**WHAT IS NEEDED:** Copy out each line of the items below that contains the string "algo".

**DATA FOR THE TASK:**
===
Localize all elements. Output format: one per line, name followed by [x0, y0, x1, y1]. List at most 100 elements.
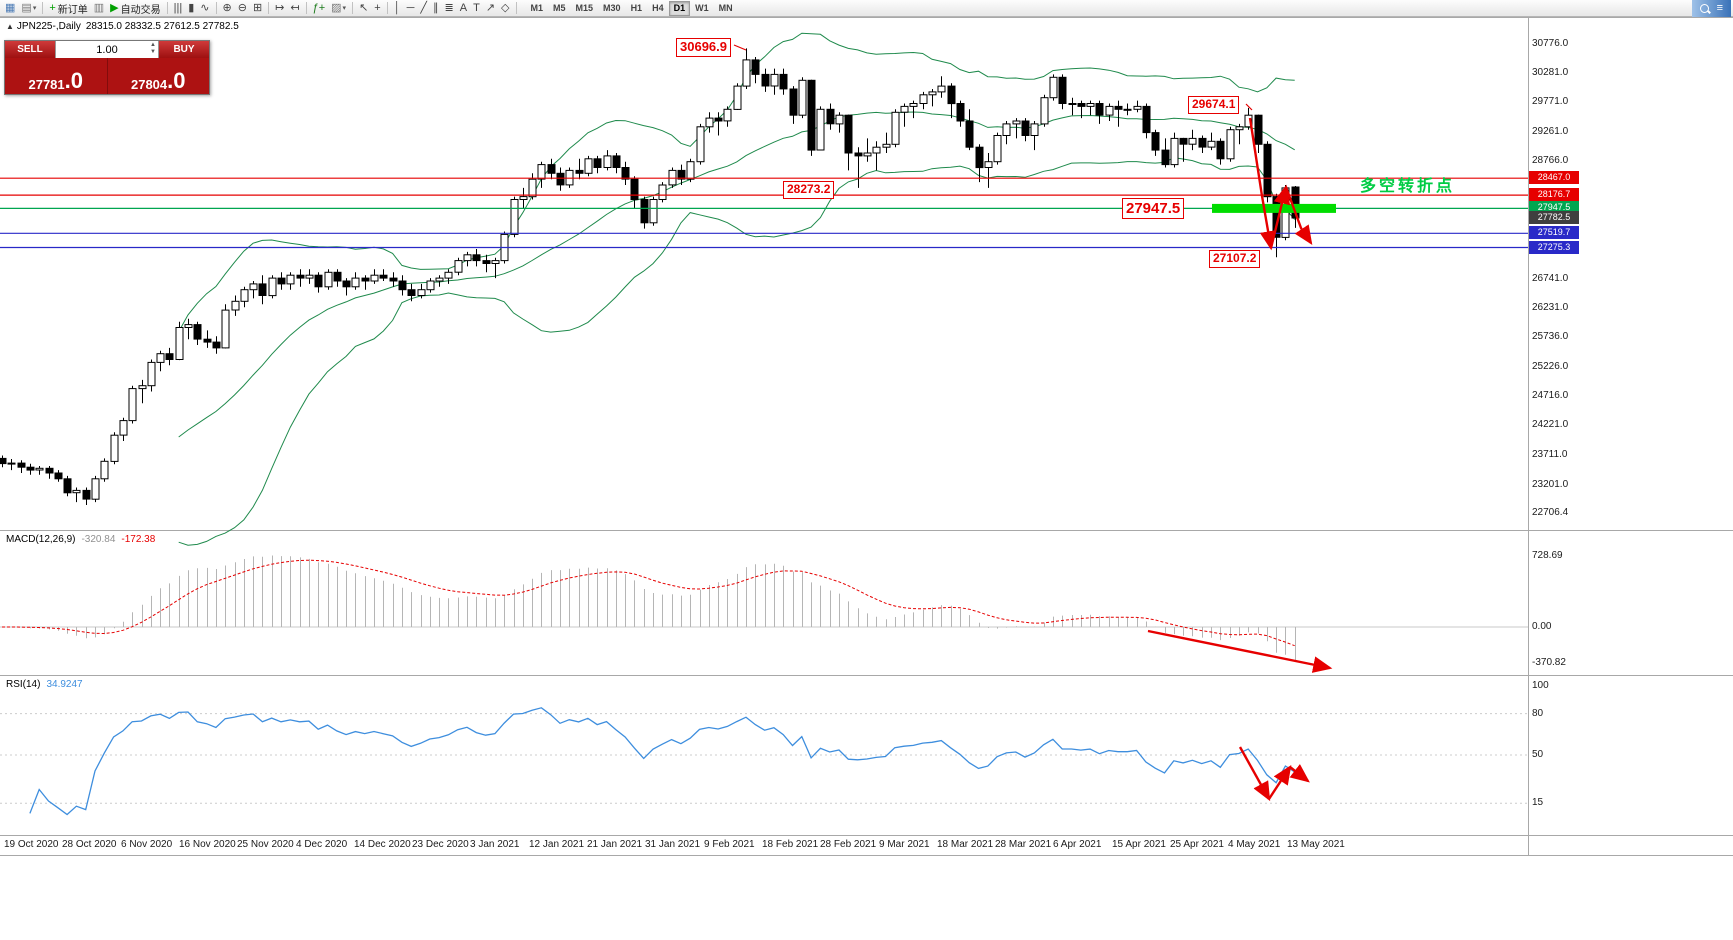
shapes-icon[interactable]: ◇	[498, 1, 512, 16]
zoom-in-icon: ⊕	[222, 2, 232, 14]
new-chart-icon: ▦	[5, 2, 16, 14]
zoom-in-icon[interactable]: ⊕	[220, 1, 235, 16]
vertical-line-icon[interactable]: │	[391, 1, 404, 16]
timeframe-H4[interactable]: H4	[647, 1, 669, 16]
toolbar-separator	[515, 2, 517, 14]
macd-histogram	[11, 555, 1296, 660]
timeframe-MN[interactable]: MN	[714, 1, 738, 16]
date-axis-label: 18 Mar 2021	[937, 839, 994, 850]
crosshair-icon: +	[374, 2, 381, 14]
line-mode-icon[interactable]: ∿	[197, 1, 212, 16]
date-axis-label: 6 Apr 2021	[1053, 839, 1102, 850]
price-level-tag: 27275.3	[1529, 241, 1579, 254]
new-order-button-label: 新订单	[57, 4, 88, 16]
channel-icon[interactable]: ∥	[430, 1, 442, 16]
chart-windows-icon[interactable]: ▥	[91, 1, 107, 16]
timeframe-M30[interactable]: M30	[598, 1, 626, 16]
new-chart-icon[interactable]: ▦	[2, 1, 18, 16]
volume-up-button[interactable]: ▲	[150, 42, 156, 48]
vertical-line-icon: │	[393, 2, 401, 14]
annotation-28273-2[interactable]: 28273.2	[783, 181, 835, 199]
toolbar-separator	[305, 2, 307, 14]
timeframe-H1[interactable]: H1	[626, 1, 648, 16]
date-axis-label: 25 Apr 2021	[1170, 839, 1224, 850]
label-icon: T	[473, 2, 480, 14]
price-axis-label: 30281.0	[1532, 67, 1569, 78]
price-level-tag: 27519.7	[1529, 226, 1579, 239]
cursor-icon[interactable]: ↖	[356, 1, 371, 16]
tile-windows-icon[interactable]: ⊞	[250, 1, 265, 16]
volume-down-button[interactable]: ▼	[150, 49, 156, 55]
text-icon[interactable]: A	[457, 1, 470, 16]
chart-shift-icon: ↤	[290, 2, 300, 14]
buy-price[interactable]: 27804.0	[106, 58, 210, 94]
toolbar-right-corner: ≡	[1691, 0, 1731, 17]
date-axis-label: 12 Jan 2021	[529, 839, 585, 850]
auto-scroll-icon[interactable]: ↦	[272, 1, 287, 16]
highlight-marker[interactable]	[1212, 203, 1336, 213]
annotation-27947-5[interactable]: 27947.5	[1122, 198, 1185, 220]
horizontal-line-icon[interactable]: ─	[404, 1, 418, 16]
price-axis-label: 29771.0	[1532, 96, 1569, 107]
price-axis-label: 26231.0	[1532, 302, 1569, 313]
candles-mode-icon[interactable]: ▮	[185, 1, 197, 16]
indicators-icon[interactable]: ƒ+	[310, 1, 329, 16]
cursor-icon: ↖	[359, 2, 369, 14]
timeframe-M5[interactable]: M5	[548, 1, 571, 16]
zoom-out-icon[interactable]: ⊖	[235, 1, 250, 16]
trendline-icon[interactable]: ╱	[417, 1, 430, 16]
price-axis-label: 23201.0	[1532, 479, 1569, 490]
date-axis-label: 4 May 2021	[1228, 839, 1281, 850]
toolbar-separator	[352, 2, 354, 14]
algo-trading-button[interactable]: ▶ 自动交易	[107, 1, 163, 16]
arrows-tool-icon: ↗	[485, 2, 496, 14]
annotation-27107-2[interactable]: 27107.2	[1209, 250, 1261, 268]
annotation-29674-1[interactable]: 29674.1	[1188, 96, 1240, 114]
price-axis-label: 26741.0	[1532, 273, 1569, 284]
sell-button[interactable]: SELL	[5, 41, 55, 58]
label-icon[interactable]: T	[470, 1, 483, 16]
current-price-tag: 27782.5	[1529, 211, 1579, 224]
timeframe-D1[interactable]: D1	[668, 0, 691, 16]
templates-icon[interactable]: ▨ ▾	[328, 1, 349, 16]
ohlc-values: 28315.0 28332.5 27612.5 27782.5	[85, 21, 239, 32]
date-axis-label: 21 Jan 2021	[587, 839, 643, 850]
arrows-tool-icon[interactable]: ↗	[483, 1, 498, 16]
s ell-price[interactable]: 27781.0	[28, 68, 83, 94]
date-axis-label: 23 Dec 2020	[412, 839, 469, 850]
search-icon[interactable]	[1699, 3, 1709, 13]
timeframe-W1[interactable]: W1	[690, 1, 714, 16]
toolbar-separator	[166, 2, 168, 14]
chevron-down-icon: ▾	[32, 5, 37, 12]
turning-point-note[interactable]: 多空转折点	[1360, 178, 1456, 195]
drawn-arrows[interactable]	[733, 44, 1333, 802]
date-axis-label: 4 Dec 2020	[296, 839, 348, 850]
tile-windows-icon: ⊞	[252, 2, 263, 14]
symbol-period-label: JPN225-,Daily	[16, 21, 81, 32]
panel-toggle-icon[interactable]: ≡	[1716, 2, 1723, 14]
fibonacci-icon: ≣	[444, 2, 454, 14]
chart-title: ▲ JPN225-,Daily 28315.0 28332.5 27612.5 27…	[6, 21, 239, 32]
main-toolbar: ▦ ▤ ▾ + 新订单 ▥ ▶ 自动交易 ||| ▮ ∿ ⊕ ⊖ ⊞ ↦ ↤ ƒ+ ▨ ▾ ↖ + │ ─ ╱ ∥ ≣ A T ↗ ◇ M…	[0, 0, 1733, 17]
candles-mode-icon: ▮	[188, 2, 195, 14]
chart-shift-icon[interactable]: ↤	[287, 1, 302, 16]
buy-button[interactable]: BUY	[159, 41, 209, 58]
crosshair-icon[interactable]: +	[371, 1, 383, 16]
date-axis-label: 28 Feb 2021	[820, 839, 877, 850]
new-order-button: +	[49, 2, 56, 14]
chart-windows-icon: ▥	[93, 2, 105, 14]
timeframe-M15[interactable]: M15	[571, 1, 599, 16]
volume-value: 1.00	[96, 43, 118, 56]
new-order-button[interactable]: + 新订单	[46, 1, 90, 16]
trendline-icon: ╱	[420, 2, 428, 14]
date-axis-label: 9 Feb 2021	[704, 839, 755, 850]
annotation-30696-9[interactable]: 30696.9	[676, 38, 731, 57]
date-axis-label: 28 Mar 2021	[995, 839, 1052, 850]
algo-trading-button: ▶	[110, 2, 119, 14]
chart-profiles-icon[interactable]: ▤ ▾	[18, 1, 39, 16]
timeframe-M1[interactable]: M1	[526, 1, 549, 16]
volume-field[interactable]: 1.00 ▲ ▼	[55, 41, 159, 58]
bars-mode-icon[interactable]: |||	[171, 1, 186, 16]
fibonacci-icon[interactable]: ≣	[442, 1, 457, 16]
===
**OUTPUT FOR THIS EXERCISE:**
algo-trading-button[interactable]: ▶ 自动交易	[107, 1, 163, 16]
algo-trading-button: ▶	[110, 2, 119, 14]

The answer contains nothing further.